What you will do - Copy everything from the start of the records down to the line containing "159, 480, 213]", word for word. Include both ends.

Records shown -
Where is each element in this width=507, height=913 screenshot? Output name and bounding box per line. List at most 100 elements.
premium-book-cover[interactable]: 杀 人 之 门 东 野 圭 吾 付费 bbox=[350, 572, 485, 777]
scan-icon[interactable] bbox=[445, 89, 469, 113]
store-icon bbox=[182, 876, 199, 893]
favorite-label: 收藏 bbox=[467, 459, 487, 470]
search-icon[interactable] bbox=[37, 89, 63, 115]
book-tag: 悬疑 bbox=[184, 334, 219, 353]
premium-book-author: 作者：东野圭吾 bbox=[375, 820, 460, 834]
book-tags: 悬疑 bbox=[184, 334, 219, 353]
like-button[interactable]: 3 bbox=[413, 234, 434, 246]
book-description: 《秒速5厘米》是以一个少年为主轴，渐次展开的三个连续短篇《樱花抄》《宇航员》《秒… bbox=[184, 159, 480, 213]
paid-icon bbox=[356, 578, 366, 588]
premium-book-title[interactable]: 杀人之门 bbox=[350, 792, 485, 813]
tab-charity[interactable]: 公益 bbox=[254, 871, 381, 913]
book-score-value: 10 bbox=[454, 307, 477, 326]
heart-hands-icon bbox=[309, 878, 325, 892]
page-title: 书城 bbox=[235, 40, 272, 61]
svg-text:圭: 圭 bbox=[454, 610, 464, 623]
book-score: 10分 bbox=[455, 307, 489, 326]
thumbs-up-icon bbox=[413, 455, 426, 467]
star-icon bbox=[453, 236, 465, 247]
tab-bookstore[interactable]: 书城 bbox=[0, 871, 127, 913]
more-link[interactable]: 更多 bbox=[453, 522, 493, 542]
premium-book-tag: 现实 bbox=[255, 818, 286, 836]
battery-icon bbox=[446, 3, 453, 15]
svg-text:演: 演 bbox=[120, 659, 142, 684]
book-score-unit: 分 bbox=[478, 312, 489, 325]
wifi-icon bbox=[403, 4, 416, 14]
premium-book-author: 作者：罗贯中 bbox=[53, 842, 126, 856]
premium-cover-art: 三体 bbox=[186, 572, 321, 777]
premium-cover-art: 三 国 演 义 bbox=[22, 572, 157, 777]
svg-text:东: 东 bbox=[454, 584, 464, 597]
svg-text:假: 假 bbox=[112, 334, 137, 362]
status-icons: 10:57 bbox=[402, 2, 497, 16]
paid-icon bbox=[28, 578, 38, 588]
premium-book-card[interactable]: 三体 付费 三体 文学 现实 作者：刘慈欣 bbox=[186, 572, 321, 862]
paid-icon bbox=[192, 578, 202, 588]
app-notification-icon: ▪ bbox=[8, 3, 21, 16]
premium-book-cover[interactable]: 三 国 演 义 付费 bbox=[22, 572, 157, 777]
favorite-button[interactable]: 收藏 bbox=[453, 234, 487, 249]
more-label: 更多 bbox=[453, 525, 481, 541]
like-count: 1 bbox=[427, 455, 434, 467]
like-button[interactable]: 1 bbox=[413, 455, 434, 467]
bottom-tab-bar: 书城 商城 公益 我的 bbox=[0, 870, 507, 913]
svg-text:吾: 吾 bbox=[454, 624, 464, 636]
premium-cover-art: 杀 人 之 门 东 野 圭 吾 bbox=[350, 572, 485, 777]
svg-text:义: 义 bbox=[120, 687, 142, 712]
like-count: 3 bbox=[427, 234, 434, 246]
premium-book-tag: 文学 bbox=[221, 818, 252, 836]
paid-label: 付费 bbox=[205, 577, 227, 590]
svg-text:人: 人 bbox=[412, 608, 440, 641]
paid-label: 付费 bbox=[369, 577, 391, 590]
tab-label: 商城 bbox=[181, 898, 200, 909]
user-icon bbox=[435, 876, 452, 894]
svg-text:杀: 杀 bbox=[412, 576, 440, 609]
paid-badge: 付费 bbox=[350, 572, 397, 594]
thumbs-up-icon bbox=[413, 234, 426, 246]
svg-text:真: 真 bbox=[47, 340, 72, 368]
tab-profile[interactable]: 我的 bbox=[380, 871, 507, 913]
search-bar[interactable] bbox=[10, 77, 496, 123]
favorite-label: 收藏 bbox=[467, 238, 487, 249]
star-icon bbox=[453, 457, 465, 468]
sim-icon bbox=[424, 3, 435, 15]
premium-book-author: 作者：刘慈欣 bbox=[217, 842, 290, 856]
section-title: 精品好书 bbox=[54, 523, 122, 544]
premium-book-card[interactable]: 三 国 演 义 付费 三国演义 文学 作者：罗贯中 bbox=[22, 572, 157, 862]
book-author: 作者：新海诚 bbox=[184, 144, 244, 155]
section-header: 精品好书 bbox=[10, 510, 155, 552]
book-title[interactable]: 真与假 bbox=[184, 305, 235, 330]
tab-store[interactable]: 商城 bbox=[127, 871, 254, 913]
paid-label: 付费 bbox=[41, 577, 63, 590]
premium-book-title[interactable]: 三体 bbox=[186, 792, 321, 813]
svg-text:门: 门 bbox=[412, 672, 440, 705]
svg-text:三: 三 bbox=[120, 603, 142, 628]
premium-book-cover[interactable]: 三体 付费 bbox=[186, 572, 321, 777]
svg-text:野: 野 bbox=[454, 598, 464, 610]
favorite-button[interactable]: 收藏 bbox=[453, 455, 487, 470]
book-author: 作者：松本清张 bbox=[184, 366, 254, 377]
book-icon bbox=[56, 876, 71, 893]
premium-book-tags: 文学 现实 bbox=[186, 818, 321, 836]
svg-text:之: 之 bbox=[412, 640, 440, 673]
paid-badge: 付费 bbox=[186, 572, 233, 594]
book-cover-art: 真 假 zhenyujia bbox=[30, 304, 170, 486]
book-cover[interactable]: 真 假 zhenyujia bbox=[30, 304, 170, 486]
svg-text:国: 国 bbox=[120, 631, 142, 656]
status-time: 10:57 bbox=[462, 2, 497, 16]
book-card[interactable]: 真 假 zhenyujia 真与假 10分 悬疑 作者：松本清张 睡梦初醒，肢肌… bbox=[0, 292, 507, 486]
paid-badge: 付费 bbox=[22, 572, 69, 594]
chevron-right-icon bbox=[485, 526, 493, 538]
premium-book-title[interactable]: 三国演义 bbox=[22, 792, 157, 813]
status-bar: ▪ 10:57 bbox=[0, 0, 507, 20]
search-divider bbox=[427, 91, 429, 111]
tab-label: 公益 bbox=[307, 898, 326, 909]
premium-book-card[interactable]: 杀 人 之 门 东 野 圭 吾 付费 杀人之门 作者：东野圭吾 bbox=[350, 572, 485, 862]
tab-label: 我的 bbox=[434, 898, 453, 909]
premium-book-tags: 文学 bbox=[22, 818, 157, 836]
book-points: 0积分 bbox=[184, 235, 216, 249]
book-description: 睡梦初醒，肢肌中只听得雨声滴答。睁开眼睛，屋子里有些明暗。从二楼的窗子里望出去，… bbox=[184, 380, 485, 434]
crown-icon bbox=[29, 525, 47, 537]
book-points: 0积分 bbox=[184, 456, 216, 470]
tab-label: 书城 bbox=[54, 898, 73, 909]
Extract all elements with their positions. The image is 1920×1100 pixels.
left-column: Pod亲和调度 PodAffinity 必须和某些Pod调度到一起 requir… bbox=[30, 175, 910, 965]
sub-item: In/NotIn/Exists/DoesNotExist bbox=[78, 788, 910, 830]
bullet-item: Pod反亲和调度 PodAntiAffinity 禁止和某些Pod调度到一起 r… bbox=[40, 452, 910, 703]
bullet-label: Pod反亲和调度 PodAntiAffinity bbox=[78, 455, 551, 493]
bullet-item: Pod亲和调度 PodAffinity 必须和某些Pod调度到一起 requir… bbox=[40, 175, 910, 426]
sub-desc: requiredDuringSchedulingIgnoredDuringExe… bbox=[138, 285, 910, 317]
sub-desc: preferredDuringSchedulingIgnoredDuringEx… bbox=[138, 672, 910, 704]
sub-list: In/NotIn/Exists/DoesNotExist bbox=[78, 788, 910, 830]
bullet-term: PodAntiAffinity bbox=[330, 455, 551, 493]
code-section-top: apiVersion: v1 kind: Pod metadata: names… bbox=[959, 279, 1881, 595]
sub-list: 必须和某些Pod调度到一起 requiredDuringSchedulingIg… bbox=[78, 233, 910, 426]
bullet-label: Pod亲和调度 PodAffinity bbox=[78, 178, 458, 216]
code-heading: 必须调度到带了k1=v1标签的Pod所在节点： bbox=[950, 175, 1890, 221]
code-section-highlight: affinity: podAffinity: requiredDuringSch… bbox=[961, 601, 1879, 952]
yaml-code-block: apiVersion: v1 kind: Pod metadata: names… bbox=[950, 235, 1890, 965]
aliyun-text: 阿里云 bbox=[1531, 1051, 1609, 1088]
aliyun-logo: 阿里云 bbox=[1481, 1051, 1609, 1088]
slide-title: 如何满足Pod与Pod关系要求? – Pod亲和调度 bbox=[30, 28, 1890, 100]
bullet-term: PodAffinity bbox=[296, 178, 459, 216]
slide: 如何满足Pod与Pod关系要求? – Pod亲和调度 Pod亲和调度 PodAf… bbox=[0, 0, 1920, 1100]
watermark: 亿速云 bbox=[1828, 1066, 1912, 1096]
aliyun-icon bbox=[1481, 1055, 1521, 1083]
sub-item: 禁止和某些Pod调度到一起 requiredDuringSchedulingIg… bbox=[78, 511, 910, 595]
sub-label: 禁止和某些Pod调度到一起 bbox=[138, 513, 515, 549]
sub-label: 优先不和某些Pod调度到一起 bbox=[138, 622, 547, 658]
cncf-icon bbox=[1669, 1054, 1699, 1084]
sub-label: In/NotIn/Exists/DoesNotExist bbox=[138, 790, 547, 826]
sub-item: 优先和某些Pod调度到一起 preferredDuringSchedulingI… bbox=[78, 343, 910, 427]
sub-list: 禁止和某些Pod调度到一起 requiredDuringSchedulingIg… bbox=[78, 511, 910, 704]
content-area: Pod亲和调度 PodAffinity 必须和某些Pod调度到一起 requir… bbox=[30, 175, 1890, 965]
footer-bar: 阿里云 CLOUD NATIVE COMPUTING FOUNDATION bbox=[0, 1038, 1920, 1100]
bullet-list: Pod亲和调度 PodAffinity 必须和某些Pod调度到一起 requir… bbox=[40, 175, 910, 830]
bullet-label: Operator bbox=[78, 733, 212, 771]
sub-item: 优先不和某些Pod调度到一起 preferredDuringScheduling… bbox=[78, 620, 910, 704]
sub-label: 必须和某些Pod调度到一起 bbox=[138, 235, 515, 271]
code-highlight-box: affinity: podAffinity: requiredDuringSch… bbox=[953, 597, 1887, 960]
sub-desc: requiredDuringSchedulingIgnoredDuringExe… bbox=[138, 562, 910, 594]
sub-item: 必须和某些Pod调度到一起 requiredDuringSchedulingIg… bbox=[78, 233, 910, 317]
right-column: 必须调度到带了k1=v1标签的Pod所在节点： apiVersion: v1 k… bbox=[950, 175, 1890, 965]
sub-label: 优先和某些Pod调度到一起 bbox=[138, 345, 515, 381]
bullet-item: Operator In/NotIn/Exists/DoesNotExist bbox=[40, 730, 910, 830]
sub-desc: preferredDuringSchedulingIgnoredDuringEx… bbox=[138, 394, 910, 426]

Expected output -
Where is each element in this width=507, height=913 screenshot? Output name and bounding box per line. List at most 100 elements.
premium-book-cover[interactable]: 杀 人 之 门 东 野 圭 吾 付费 bbox=[350, 572, 485, 777]
scan-icon[interactable] bbox=[445, 89, 469, 113]
store-icon bbox=[182, 876, 199, 893]
favorite-label: 收藏 bbox=[467, 459, 487, 470]
search-icon[interactable] bbox=[37, 89, 63, 115]
book-tag: 悬疑 bbox=[184, 334, 219, 353]
premium-book-author: 作者：东野圭吾 bbox=[375, 820, 460, 834]
book-tags: 悬疑 bbox=[184, 334, 219, 353]
like-button[interactable]: 3 bbox=[413, 234, 434, 246]
book-description: 《秒速5厘米》是以一个少年为主轴，渐次展开的三个连续短篇《樱花抄》《宇航员》《秒… bbox=[184, 159, 480, 213]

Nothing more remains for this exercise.